GIVEN DATA ::
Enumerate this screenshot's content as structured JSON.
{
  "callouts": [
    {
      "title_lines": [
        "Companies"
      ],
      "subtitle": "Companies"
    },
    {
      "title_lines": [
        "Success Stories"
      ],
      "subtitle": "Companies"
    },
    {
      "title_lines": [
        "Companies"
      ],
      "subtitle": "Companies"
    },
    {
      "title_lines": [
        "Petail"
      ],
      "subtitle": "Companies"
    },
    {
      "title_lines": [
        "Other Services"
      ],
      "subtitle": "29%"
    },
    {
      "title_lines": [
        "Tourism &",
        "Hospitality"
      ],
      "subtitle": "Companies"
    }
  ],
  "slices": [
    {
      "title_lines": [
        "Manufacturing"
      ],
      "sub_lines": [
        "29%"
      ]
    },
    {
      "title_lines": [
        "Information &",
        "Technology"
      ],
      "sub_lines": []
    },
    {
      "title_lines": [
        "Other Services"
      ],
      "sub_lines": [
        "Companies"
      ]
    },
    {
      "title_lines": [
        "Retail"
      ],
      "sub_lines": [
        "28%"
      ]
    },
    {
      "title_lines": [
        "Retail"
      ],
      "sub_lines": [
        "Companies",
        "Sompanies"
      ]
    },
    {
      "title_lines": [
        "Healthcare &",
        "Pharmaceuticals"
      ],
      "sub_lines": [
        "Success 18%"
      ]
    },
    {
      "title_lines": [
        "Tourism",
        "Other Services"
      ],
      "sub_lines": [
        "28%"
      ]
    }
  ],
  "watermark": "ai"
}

TASK TO COMPLETE ::
Copy all data exactly, start to finish.

TASK RESPONSE ::
Enumerate this screenshot's content as structured JSON.
{
  "callouts": [
    {
      "title_lines": [
        "Companies"
      ],
      "subtitle": "Companies"
    },
    {
      "title_lines": [
        "Success Stories"
      ],
      "subtitle": "Companies"
    },
    {
      "title_lines": [
        "Companies"
      ],
      "subtitle": "Companies"
    },
    {
      "title_lines": [
        "Petail"
      ],
      "subtitle": "Companies"
    },
    {
      "title_lines": [
        "Other Services"
      ],
      "subtitle": "29%"
    },
    {
      "title_lines": [
        "Tourism &",
        "Hospitality"
      ],
      "subtitle": "Companies"
    }
  ],
  "slices": [
    {
      "title_lines": [
        "Manufacturing"
      ],
      "sub_lines": [
        "29%"
      ]
    },
    {
      "title_lines": [
        "Information &",
        "Technology"
      ],
      "sub_lines": []
    },
    {
      "title_lines": [
        "Other Services"
      ],
      "sub_lines": [
        "Companies"
      ]
    },
    {
      "title_lines": [
        "Retail"
      ],
      "sub_lines": [
        "28%"
      ]
    },
    {
      "title_lines": [
        "Retail"
      ],
      "sub_lines": [
        "Companies",
        "Sompanies"
      ]
    },
    {
      "title_lines": [
        "Healthcare &",
        "Pharmaceuticals"
      ],
      "sub_lines": [
        "Success 18%"
      ]
    },
    {
      "title_lines": [
        "Tourism",
        "Other Services"
      ],
      "sub_lines": [
        "28%"
      ]
    }
  ],
  "watermark": "ai"
}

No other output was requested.